▶ **The problem**
Print all the data, keeping every line exactly as it is.
- - - - - - -
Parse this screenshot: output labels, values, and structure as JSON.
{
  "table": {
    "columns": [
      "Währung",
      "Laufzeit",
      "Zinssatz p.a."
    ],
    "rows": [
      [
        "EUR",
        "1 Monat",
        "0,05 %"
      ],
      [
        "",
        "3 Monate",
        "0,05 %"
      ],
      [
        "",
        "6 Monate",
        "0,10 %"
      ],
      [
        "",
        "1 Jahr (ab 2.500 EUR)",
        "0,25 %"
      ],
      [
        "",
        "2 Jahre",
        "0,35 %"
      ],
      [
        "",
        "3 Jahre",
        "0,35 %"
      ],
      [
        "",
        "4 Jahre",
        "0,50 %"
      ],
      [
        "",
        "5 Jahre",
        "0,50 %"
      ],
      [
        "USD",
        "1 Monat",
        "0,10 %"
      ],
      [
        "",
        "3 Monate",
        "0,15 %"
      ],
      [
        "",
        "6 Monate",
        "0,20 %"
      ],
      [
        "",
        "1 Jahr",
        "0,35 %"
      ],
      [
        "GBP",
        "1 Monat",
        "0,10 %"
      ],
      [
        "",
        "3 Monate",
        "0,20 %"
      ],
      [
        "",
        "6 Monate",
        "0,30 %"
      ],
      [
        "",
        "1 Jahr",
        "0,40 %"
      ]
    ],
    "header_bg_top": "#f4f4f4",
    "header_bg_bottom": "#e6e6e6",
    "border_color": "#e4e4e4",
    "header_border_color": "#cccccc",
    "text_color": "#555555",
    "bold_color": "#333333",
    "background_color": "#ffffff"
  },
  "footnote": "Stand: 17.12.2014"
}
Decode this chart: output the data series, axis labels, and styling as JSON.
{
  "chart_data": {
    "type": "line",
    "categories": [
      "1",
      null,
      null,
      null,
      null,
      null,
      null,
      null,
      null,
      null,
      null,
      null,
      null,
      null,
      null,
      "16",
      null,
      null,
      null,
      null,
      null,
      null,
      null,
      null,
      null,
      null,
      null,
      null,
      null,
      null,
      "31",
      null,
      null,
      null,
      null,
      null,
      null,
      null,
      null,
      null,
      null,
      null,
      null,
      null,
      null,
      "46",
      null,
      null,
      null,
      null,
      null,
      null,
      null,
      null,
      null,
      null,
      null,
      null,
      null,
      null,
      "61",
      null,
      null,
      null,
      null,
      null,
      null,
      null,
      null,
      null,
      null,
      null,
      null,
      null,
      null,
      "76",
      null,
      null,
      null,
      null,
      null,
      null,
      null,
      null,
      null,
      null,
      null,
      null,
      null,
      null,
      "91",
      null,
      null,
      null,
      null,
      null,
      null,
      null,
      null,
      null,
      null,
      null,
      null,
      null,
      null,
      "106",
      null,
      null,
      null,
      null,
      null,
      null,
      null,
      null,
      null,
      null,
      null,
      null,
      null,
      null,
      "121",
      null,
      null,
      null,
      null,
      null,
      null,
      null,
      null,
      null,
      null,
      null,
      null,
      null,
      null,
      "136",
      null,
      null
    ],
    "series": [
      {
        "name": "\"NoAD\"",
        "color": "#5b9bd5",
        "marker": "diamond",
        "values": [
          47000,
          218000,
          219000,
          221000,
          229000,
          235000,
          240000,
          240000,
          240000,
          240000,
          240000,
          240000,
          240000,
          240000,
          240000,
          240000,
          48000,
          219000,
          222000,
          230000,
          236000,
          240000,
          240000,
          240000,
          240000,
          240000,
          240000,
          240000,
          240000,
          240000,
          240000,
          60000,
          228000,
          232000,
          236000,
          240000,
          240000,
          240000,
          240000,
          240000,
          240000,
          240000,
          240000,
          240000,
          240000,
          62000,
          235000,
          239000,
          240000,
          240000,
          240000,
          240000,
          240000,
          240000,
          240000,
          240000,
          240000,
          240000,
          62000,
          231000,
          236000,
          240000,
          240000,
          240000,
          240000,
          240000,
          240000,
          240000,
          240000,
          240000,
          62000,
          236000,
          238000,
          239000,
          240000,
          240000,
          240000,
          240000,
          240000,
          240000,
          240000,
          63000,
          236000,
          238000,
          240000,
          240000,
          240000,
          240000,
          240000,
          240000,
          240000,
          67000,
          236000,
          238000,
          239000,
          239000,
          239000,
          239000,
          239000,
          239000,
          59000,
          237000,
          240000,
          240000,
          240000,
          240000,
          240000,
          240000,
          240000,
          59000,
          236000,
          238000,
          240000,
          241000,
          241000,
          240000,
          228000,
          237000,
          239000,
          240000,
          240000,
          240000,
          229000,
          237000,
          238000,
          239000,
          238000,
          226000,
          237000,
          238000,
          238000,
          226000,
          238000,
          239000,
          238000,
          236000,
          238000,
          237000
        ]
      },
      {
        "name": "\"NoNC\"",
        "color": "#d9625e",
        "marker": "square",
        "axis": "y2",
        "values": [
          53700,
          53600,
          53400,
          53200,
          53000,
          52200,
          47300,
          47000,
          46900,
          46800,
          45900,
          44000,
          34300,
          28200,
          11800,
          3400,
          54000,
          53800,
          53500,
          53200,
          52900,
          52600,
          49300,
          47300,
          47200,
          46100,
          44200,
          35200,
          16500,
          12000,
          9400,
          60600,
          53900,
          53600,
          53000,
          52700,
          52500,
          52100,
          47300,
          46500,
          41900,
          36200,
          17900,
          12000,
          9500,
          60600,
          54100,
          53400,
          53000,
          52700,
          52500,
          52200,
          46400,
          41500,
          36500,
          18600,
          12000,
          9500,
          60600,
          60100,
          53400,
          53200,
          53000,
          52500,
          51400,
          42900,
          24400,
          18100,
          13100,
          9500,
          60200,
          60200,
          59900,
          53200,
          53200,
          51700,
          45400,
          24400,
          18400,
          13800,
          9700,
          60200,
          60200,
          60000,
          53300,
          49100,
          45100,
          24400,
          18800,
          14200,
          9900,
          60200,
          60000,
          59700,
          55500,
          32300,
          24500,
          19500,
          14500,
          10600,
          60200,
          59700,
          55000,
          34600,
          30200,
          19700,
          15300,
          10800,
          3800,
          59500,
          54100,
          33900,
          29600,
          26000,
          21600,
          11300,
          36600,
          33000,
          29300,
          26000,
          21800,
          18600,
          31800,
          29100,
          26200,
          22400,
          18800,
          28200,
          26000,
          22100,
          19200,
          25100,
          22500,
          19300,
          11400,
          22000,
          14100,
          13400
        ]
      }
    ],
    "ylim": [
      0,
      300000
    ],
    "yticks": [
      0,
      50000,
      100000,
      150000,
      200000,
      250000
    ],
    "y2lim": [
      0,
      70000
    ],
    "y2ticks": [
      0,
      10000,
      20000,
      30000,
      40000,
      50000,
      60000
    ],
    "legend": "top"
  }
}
- - - - - - -
▶ **Response to the exercise**
Parse this screenshot: output labels, values, and structure as JSON.
{
  "table": {
    "columns": [
      "Währung",
      "Laufzeit",
      "Zinssatz p.a."
    ],
    "rows": [
      [
        "EUR",
        "1 Monat",
        "0,05 %"
      ],
      [
        "",
        "3 Monate",
        "0,05 %"
      ],
      [
        "",
        "6 Monate",
        "0,10 %"
      ],
      [
        "",
        "1 Jahr (ab 2.500 EUR)",
        "0,25 %"
      ],
      [
        "",
        "2 Jahre",
        "0,35 %"
      ],
      [
        "",
        "3 Jahre",
        "0,35 %"
      ],
      [
        "",
        "4 Jahre",
        "0,50 %"
      ],
      [
        "",
        "5 Jahre",
        "0,50 %"
      ],
      [
        "USD",
        "1 Monat",
        "0,10 %"
      ],
      [
        "",
        "3 Monate",
        "0,15 %"
      ],
      [
        "",
        "6 Monate",
        "0,20 %"
      ],
      [
        "",
        "1 Jahr",
        "0,35 %"
      ],
      [
        "GBP",
        "1 Monat",
        "0,10 %"
      ],
      [
        "",
        "3 Monate",
        "0,20 %"
      ],
      [
        "",
        "6 Monate",
        "0,30 %"
      ],
      [
        "",
        "1 Jahr",
        "0,40 %"
      ]
    ],
    "header_bg_top": "#f4f4f4",
    "header_bg_bottom": "#e6e6e6",
    "border_color": "#e4e4e4",
    "header_border_color": "#cccccc",
    "text_color": "#555555",
    "bold_color": "#333333",
    "background_color": "#ffffff"
  },
  "footnote": "Stand: 17.12.2014"
}
Decode this chart: output the data series, axis labels, and styling as JSON.
{
  "chart_data": {
    "type": "line",
    "categories": [
      "1",
      null,
      null,
      null,
      null,
      null,
      null,
      null,
      null,
      null,
      null,
      null,
      null,
      null,
      null,
      "16",
      null,
      null,
      null,
      null,
      null,
      null,
      null,
      null,
      null,
      null,
      null,
      null,
      null,
      null,
      "31",
      null,
      null,
      null,
      null,
      null,
      null,
      null,
      null,
      null,
      null,
      null,
      null,
      null,
      null,
      "46",
      null,
      null,
      null,
      null,
      null,
      null,
      null,
      null,
      null,
      null,
      null,
      null,
      null,
      null,
      "61",
      null,
      null,
      null,
      null,
      null,
      null,
      null,
      null,
      null,
      null,
      null,
      null,
      null,
      null,
      "76",
      null,
      null,
      null,
      null,
      null,
      null,
      null,
      null,
      null,
      null,
      null,
      null,
      null,
      null,
      "91",
      null,
      null,
      null,
      null,
      null,
      null,
      null,
      null,
      null,
      null,
      null,
      null,
      null,
      null,
      "106",
      null,
      null,
      null,
      null,
      null,
      null,
      null,
      null,
      null,
      null,
      null,
      null,
      null,
      null,
      "121",
      null,
      null,
      null,
      null,
      null,
      null,
      null,
      null,
      null,
      null,
      null,
      null,
      null,
      null,
      "136",
      null,
      null
    ],
    "series": [
      {
        "name": "\"NoAD\"",
        "color": "#5b9bd5",
        "marker": "diamond",
        "values": [
          47000,
          218000,
          219000,
          221000,
          229000,
          235000,
          240000,
          240000,
          240000,
          240000,
          240000,
          240000,
          240000,
          240000,
          240000,
          240000,
          48000,
          219000,
          222000,
          230000,
          236000,
          240000,
          240000,
          240000,
          240000,
          240000,
          240000,
          240000,
          240000,
          240000,
          240000,
          60000,
          228000,
          232000,
          236000,
          240000,
          240000,
          240000,
          240000,
          240000,
          240000,
          240000,
          240000,
          240000,
          240000,
          62000,
          235000,
          239000,
          240000,
          240000,
          240000,
          240000,
          240000,
          240000,
          240000,
          240000,
          240000,
          240000,
          62000,
          231000,
          236000,
          240000,
          240000,
          240000,
          240000,
          240000,
          240000,
          240000,
          240000,
          240000,
          62000,
          236000,
          238000,
          239000,
          240000,
          240000,
          240000,
          240000,
          240000,
          240000,
          240000,
          63000,
          236000,
          238000,
          240000,
          240000,
          240000,
          240000,
          240000,
          240000,
          240000,
          67000,
          236000,
          238000,
          239000,
          239000,
          239000,
          239000,
          239000,
          239000,
          59000,
          237000,
          240000,
          240000,
          240000,
          240000,
          240000,
          240000,
          240000,
          59000,
          236000,
          238000,
          240000,
          241000,
          241000,
          240000,
          228000,
          237000,
          239000,
          240000,
          240000,
          240000,
          229000,
          237000,
          238000,
          239000,
          238000,
          226000,
          237000,
          238000,
          238000,
          226000,
          238000,
          239000,
          238000,
          236000,
          238000,
          237000
        ]
      },
      {
        "name": "\"NoNC\"",
        "color": "#d9625e",
        "marker": "square",
        "axis": "y2",
        "values": [
          53700,
          53600,
          53400,
          53200,
          53000,
          52200,
          47300,
          47000,
          46900,
          46800,
          45900,
          44000,
          34300,
          28200,
          11800,
          3400,
          54000,
          53800,
          53500,
          53200,
          52900,
          52600,
          49300,
          47300,
          47200,
          46100,
          44200,
          35200,
          16500,
          12000,
          9400,
          60600,
          53900,
          53600,
          53000,
          52700,
          52500,
          52100,
          47300,
          46500,
          41900,
          36200,
          17900,
          12000,
          9500,
          60600,
          54100,
          53400,
          53000,
          52700,
          52500,
          52200,
          46400,
          41500,
          36500,
          18600,
          12000,
          9500,
          60600,
          60100,
          53400,
          53200,
          53000,
          52500,
          51400,
          42900,
          24400,
          18100,
          13100,
          9500,
          60200,
          60200,
          59900,
          53200,
          53200,
          51700,
          45400,
          24400,
          18400,
          13800,
          9700,
          60200,
          60200,
          60000,
          53300,
          49100,
          45100,
          24400,
          18800,
          14200,
          9900,
          60200,
          60000,
          59700,
          55500,
          32300,
          24500,
          19500,
          14500,
          10600,
          60200,
          59700,
          55000,
          34600,
          30200,
          19700,
          15300,
          10800,
          3800,
          59500,
          54100,
          33900,
          29600,
          26000,
          21600,
          11300,
          36600,
          33000,
          29300,
          26000,
          21800,
          18600,
          31800,
          29100,
          26200,
          22400,
          18800,
          28200,
          26000,
          22100,
          19200,
          25100,
          22500,
          19300,
          11400,
          22000,
          14100,
          13400
        ]
      }
    ],
    "ylim": [
      0,
      300000
    ],
    "yticks": [
      0,
      50000,
      100000,
      150000,
      200000,
      250000
    ],
    "y2lim": [
      0,
      70000
    ],
    "y2ticks": [
      0,
      10000,
      20000,
      30000,
      40000,
      50000,
      60000
    ],
    "legend": "top"
  }
}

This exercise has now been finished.